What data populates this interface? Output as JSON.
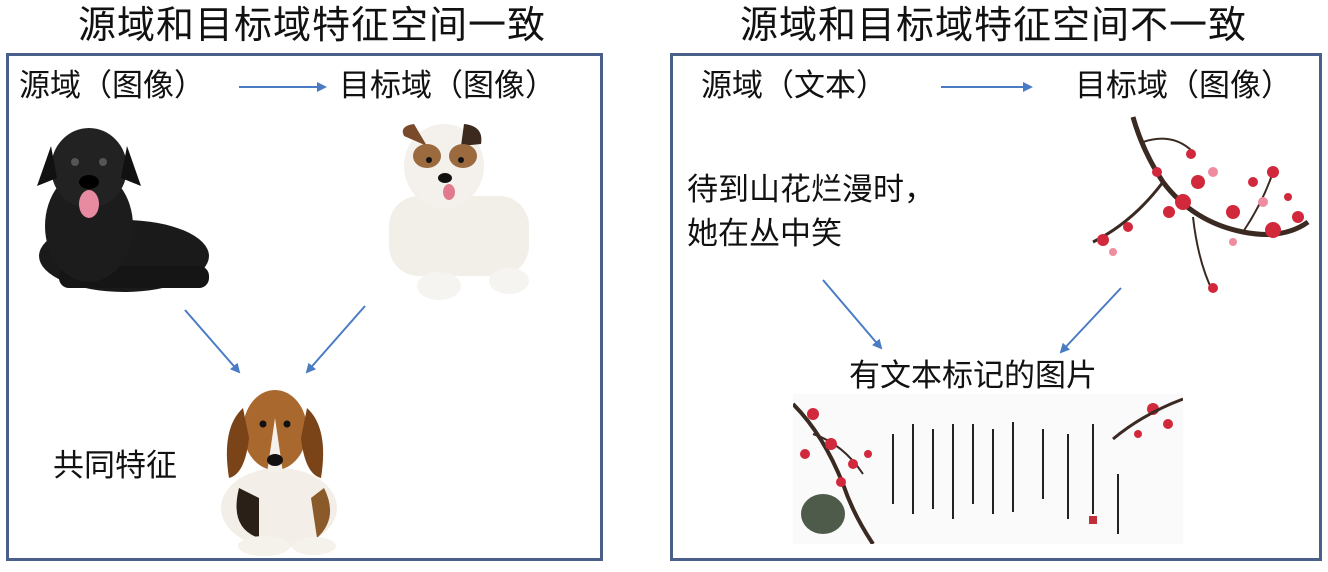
{
  "left": {
    "title": "源域和目标域特征空间一致",
    "source_label": "源域（图像）",
    "target_label": "目标域（图像）",
    "shared_label": "共同特征"
  },
  "right": {
    "title": "源域和目标域特征空间不一致",
    "source_label": "源域（文本）",
    "target_label": "目标域（图像）",
    "poem_line1": "待到山花烂漫时，",
    "poem_line2": "她在丛中笑",
    "result_label": "有文本标记的图片"
  },
  "colors": {
    "border": "#4a5f8a",
    "arrow": "#4a7cc4",
    "blossom": "#d2283c"
  },
  "icons": [
    "black-dog-icon",
    "white-dog-icon",
    "beagle-icon",
    "plum-blossom-icon",
    "calligraphy-scroll-icon"
  ]
}
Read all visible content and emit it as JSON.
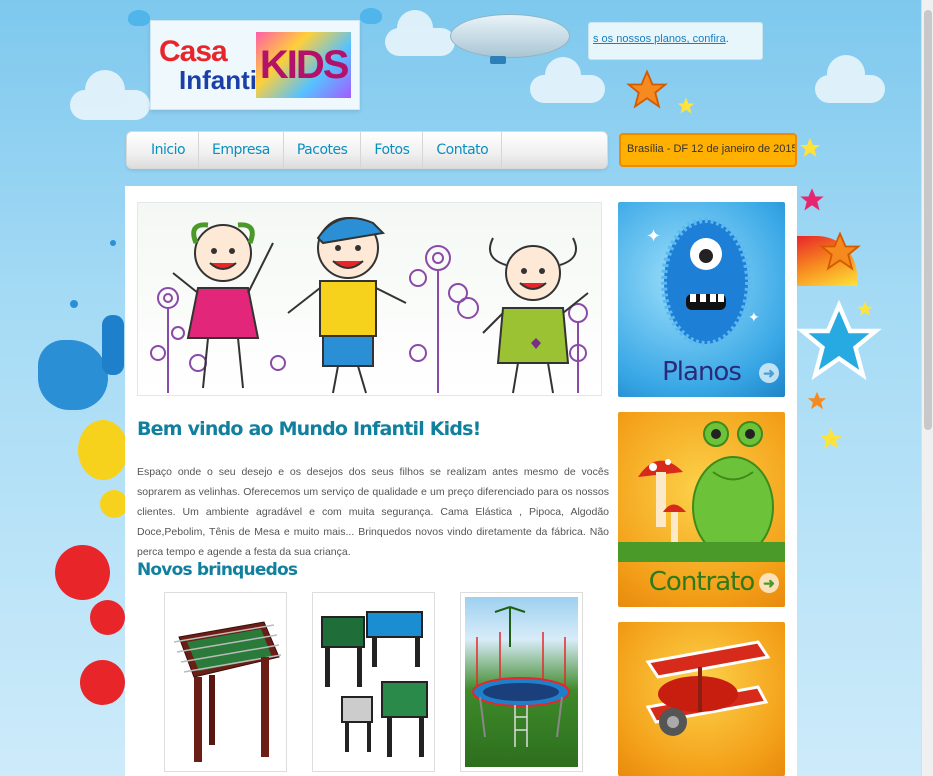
{
  "header": {
    "logo": {
      "line1": "Casa",
      "line2": "Infantil",
      "kids": "KIDS"
    },
    "promo": {
      "link_text": "s os nossos planos, confira",
      "suffix": "."
    },
    "date_text": "Brasília - DF 12 de janeiro de 2015 |"
  },
  "nav": {
    "items": [
      {
        "label": "Inicio"
      },
      {
        "label": "Empresa"
      },
      {
        "label": "Pacotes"
      },
      {
        "label": "Fotos"
      },
      {
        "label": "Contato"
      }
    ]
  },
  "main": {
    "welcome_title": "Bem vindo ao Mundo Infantil Kids!",
    "intro_text": "Espaço onde o seu desejo e os desejos dos seus filhos se realizam antes mesmo de vocês soprarem as velinhas. Oferecemos um serviço de qualidade e um preço diferenciado para os nossos clientes. Um ambiente agradável e com muita segurança. Cama Elástica , Pipoca, Algodão Doce,Pebolim, Tênis de Mesa e muito mais... Brinquedos novos vindo diretamente da fábrica. Não perca tempo e agende a festa da sua criança.",
    "new_toys_title": "Novos brinquedos"
  },
  "sidebar": {
    "tiles": [
      {
        "label": "Planos"
      },
      {
        "label": "Contrato"
      }
    ]
  },
  "colors": {
    "accent": "#11809e",
    "nav_text": "#0a8fc1",
    "date_bg": "#ffb000"
  }
}
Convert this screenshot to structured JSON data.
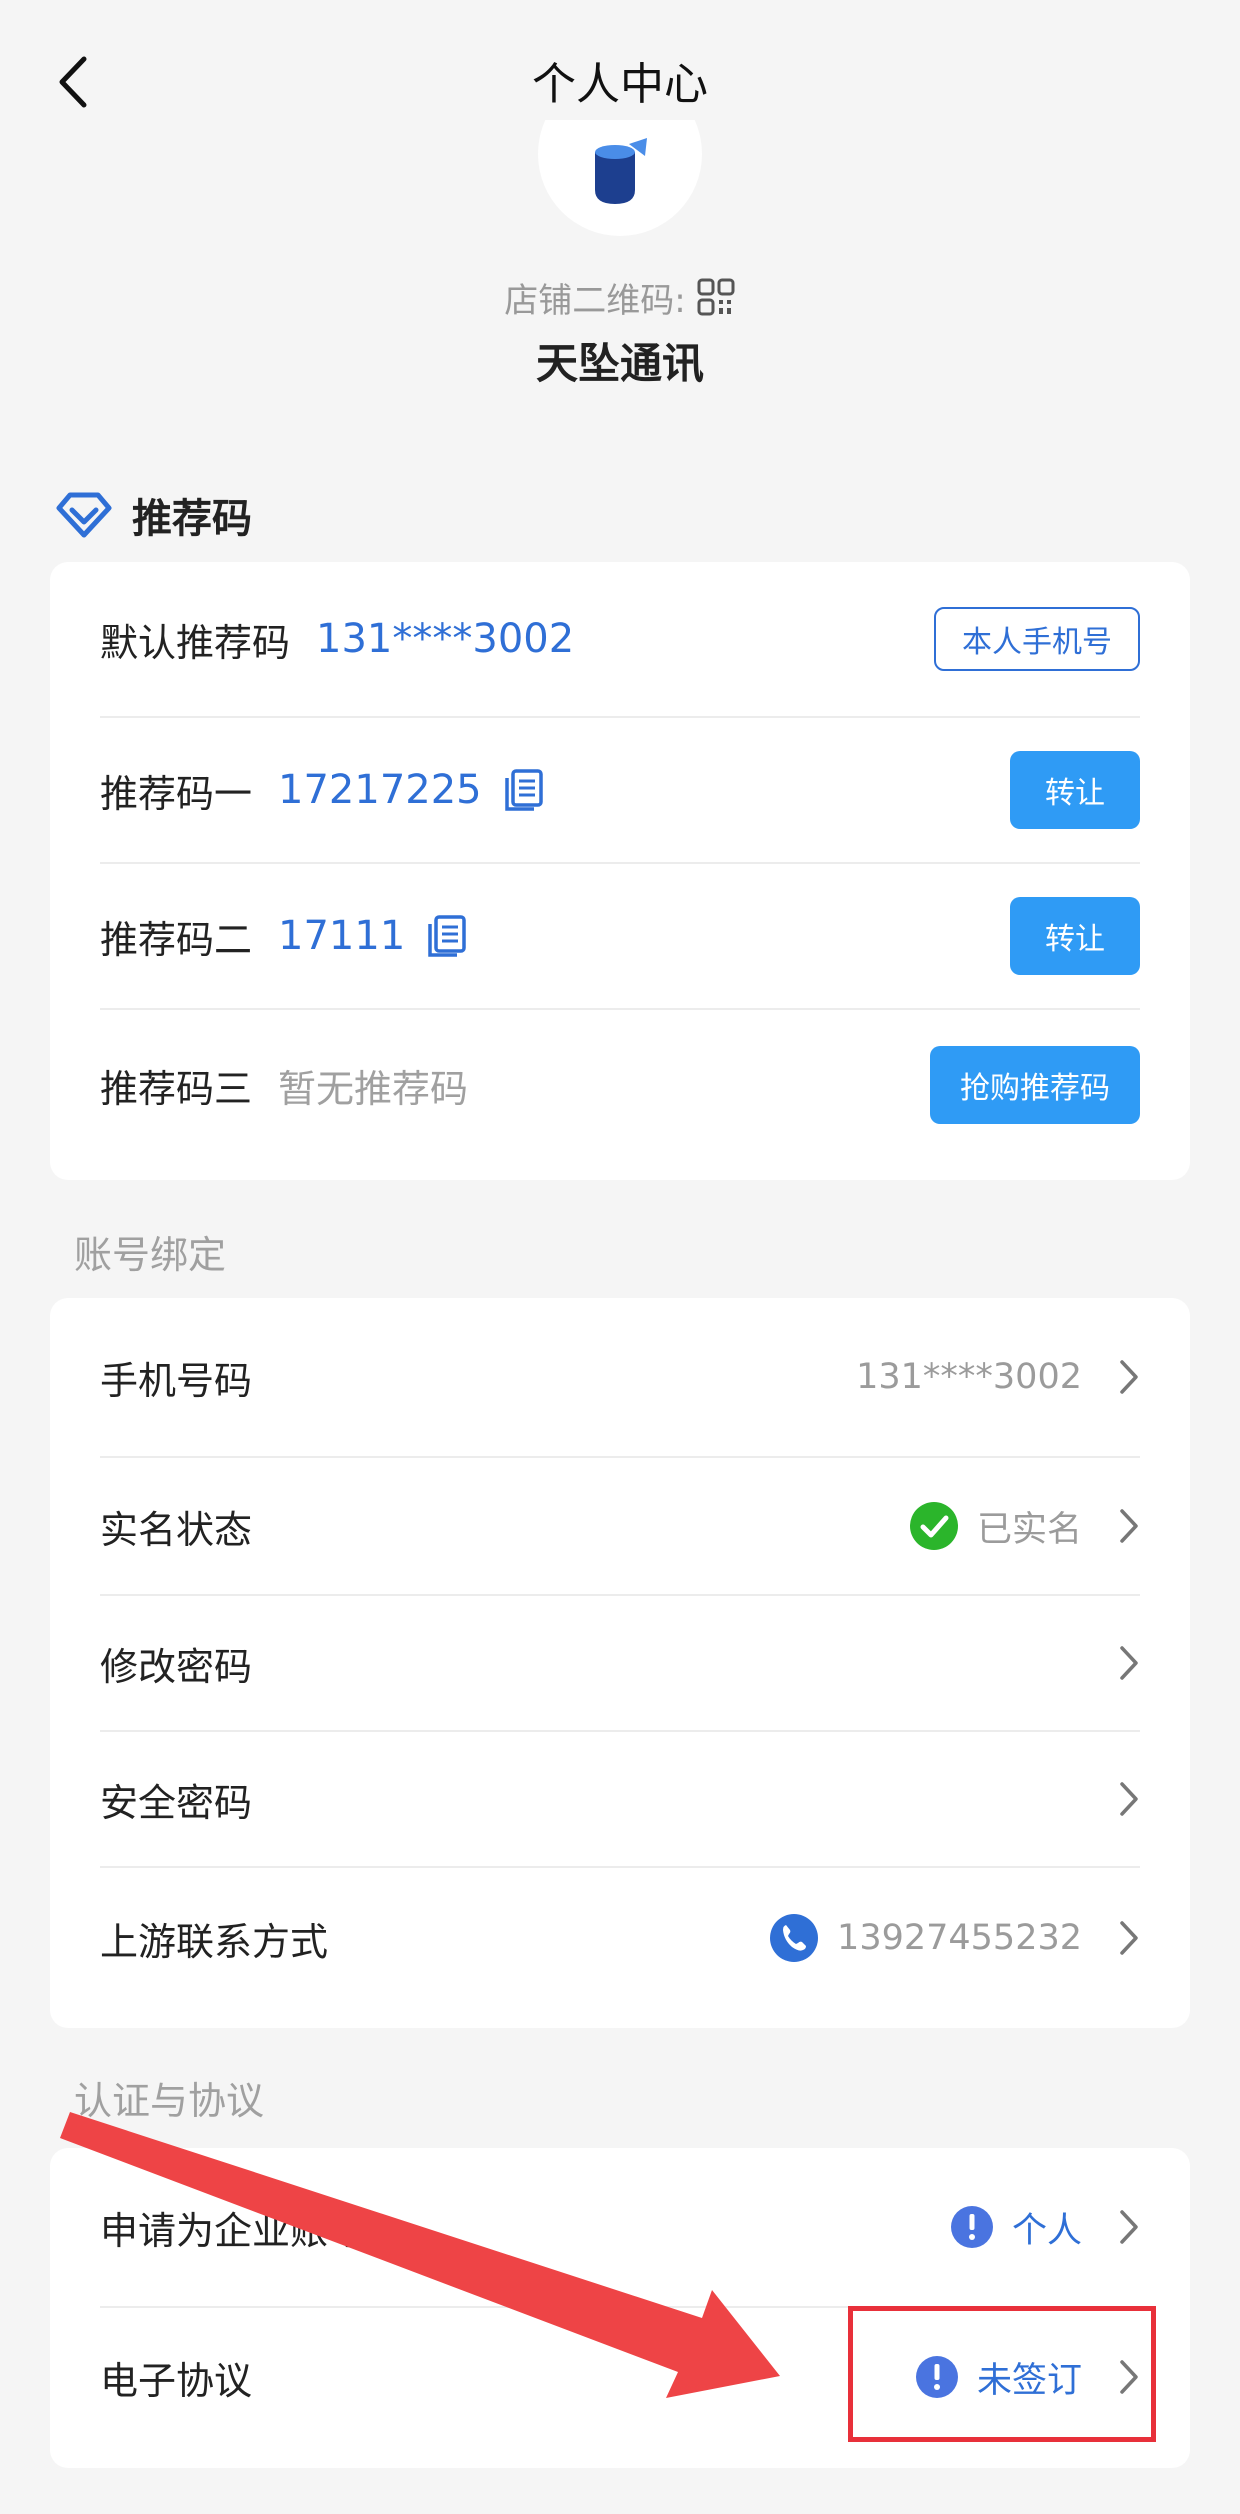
{
  "header": {
    "title": "个人中心",
    "back_icon": "chevron-left-icon"
  },
  "profile": {
    "qr_label": "店铺二维码:",
    "qr_icon": "qr-code-icon",
    "shop_name": "天坠通讯"
  },
  "referral": {
    "section_title": "推荐码",
    "section_icon": "diamond-icon",
    "rows": [
      {
        "label": "默认推荐码",
        "value": "131****3002",
        "button": "本人手机号"
      },
      {
        "label": "推荐码一",
        "value": "17217225",
        "button": "转让"
      },
      {
        "label": "推荐码二",
        "value": "17111",
        "button": "转让"
      },
      {
        "label": "推荐码三",
        "value": "暂无推荐码",
        "button": "抢购推荐码"
      }
    ]
  },
  "account": {
    "group_title": "账号绑定",
    "rows": [
      {
        "label": "手机号码",
        "value": "131****3002"
      },
      {
        "label": "实名状态",
        "value": "已实名",
        "icon": "verified-check-icon"
      },
      {
        "label": "修改密码",
        "value": ""
      },
      {
        "label": "安全密码",
        "value": ""
      },
      {
        "label": "上游联系方式",
        "value": "13927455232",
        "icon": "phone-icon"
      }
    ]
  },
  "certification": {
    "group_title": "认证与协议",
    "rows": [
      {
        "label": "申请为企业账号",
        "value": "个人",
        "icon": "exclamation-icon"
      },
      {
        "label": "电子协议",
        "value": "未签订",
        "icon": "exclamation-icon"
      }
    ]
  },
  "colors": {
    "accent_blue": "#2f6fd6",
    "button_blue": "#2f9bf5",
    "verified_green": "#2bb52b",
    "annotation_red": "#e8303a",
    "background": "#f5f5f5"
  }
}
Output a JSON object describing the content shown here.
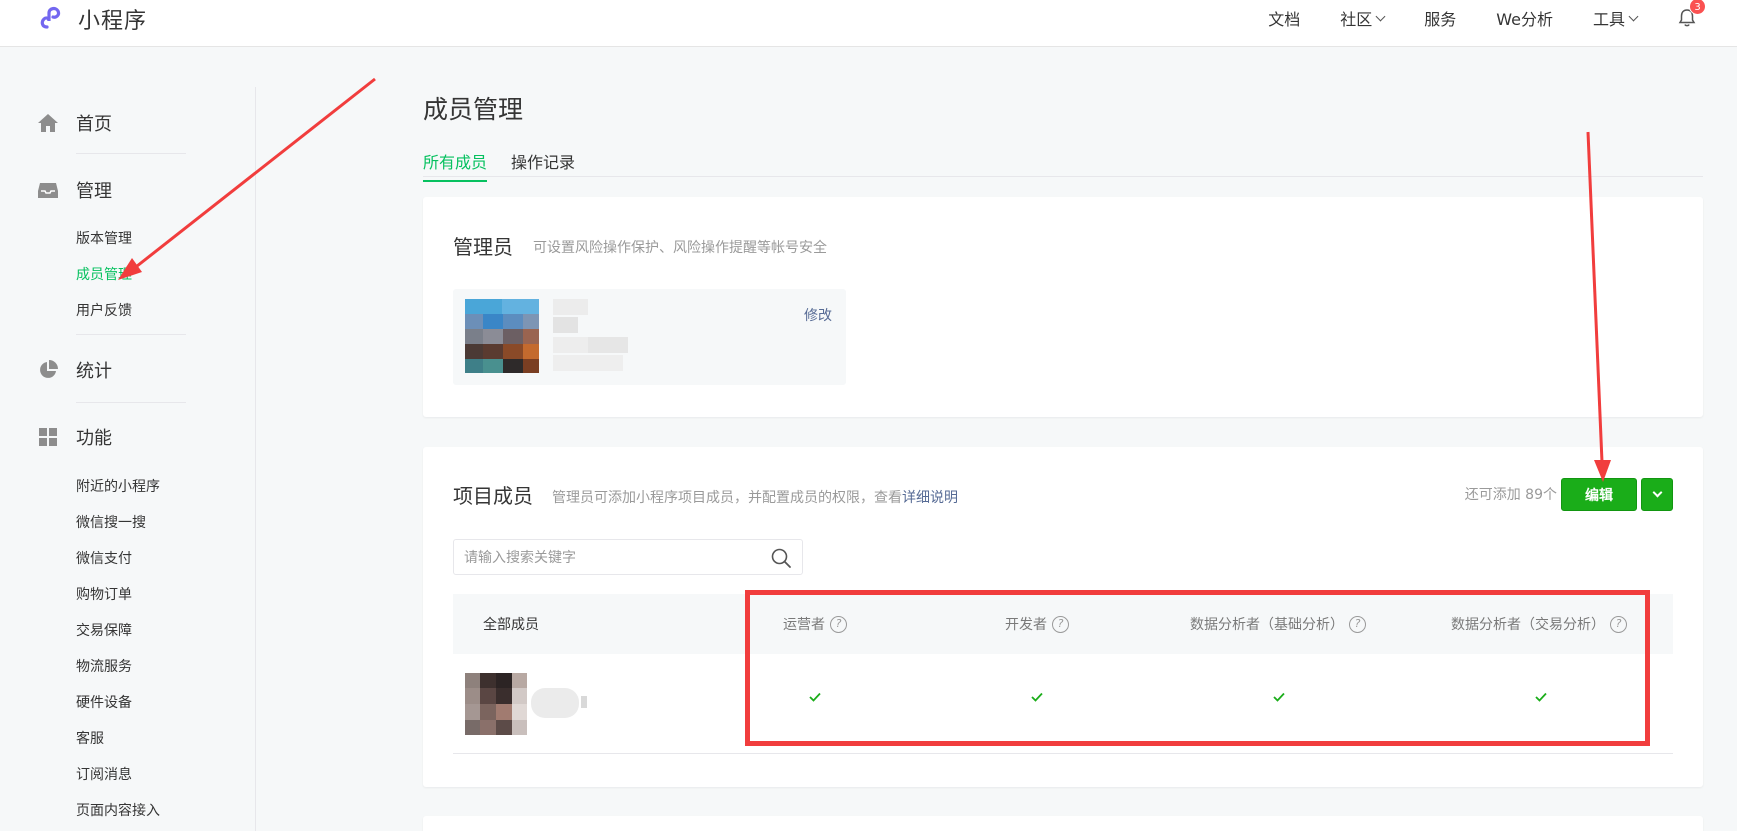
{
  "header": {
    "logo_text": "小程序",
    "nav": [
      "文档",
      "社区",
      "服务",
      "We分析",
      "工具"
    ],
    "notification_count": "3"
  },
  "sidebar": {
    "groups": [
      {
        "label": "首页",
        "icon": "home-icon"
      },
      {
        "label": "管理",
        "icon": "inbox-icon",
        "items": [
          "版本管理",
          "成员管理",
          "用户反馈"
        ]
      },
      {
        "label": "统计",
        "icon": "pie-chart-icon"
      },
      {
        "label": "功能",
        "icon": "grid-icon",
        "items": [
          "附近的小程序",
          "微信搜一搜",
          "微信支付",
          "购物订单",
          "交易保障",
          "物流服务",
          "硬件设备",
          "客服",
          "订阅消息",
          "页面内容接入"
        ]
      }
    ],
    "active_item": "成员管理"
  },
  "main": {
    "title": "成员管理",
    "tabs": [
      "所有成员",
      "操作记录"
    ],
    "admin": {
      "title": "管理员",
      "desc": "可设置风险操作保护、风险操作提醒等帐号安全",
      "edit_label": "修改"
    },
    "project": {
      "title": "项目成员",
      "desc": "管理员可添加小程序项目成员，并配置成员的权限，查看",
      "desc_link": "详细说明",
      "remaining": "还可添加 89个",
      "edit_button": "编辑",
      "search_placeholder": "请输入搜索关键字",
      "columns": [
        "全部成员",
        "运营者",
        "开发者",
        "数据分析者（基础分析）",
        "数据分析者（交易分析）"
      ],
      "rows": [
        {
          "permissions": [
            true,
            true,
            true,
            true
          ]
        }
      ]
    }
  },
  "colors": {
    "accent": "#07c160",
    "button": "#1aad19",
    "link": "#576b95",
    "annotation": "#f13d3d"
  }
}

◆ PROBLEM REQUIREMENTS
Where does the word "data" appear in the listing? List each line that holds it.

◆ RESULT FOR THIS TASK
What data populates this interface? Output as JSON.
Convert this screenshot to structured JSON data.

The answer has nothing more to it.